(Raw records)

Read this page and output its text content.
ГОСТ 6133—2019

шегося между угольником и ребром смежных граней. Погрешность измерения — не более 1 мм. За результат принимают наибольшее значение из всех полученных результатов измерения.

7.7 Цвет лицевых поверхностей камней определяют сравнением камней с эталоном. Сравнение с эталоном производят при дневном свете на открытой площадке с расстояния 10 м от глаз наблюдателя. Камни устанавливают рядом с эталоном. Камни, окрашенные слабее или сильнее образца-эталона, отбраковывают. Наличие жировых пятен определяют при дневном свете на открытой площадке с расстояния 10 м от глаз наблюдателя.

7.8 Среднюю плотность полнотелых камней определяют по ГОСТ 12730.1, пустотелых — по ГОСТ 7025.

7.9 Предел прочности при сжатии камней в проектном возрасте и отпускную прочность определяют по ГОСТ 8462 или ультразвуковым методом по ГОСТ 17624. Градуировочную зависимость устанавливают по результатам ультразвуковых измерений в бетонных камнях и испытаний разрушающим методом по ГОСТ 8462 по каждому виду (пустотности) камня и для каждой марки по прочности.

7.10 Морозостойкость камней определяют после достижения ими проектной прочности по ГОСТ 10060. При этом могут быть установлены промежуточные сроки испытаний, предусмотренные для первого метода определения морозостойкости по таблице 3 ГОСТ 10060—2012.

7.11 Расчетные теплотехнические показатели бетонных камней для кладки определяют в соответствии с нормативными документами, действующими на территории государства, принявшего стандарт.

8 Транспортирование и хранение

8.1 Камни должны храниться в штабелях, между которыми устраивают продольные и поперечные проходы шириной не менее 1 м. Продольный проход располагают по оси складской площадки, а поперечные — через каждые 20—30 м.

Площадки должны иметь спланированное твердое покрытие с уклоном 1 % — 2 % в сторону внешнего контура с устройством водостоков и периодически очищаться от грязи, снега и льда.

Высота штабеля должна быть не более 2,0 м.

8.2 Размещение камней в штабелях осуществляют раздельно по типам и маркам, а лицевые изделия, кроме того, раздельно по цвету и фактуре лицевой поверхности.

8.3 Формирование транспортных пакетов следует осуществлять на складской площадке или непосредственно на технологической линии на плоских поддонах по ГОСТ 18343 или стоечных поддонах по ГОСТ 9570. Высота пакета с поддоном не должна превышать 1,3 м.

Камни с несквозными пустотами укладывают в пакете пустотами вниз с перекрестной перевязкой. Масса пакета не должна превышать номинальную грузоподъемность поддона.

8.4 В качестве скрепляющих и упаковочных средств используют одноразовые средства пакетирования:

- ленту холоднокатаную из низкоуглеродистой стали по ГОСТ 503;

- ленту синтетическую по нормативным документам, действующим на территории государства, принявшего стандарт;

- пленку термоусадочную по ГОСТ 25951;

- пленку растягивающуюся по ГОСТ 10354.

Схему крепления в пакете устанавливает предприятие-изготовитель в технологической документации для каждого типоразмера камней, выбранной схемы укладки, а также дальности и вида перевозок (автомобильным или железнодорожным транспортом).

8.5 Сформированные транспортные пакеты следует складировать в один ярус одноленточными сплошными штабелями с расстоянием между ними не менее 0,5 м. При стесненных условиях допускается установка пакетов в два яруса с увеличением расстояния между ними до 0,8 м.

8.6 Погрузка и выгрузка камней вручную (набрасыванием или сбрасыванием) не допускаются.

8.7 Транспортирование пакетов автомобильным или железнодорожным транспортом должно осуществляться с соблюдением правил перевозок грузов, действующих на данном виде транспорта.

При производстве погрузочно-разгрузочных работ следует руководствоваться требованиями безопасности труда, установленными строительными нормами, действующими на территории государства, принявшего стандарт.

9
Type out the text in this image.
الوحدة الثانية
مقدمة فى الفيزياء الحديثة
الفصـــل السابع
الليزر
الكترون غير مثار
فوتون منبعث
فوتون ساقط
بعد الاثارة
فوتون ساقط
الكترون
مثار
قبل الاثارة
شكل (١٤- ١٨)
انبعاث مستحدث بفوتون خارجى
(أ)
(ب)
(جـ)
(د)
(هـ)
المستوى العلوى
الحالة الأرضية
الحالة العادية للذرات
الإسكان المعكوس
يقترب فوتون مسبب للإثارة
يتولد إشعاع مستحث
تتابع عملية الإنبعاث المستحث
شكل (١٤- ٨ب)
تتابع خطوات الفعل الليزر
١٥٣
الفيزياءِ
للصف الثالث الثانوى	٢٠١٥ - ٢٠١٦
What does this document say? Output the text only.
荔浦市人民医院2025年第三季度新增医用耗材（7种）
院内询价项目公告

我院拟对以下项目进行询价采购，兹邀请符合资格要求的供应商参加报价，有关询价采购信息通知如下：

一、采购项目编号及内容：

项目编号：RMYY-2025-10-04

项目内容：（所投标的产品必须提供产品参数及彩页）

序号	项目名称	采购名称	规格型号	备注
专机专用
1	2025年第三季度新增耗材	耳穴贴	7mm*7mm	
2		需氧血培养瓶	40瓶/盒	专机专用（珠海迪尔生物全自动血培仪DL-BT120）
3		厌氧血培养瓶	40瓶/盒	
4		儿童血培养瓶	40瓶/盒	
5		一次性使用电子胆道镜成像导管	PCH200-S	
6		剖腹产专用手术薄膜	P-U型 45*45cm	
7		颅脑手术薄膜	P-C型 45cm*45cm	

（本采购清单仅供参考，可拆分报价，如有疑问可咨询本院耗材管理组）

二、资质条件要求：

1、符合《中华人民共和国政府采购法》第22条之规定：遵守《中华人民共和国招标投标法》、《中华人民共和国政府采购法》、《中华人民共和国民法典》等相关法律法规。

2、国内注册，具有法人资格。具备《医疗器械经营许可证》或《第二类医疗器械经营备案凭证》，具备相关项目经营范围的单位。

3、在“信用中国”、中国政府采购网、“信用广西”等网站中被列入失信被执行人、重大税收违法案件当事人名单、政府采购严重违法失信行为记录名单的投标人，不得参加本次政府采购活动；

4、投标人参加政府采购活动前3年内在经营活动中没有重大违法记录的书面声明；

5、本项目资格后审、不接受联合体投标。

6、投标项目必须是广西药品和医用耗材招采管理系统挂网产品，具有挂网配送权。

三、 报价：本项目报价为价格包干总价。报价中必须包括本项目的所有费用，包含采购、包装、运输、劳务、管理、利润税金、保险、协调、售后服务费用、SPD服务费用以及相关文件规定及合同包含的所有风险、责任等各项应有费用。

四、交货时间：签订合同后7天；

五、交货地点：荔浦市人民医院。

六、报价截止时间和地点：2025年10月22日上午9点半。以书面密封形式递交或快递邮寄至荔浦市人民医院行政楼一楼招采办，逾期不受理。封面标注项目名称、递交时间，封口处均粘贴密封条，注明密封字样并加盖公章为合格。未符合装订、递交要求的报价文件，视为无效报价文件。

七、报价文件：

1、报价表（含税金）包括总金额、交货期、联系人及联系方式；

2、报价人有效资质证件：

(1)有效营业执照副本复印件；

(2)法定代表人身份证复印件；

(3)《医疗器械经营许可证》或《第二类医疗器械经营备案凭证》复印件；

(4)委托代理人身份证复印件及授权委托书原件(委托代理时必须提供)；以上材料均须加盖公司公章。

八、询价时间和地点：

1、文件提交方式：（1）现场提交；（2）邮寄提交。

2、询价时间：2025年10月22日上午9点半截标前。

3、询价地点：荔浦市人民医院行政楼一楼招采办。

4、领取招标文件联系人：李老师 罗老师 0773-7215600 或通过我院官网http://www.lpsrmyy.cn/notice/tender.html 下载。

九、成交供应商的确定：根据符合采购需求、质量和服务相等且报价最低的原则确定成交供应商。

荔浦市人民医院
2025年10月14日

◆ Requirements ◆
Of the lines above, how many include the word "Высота"? Reply with the number alone.

◆ Solution ◆
2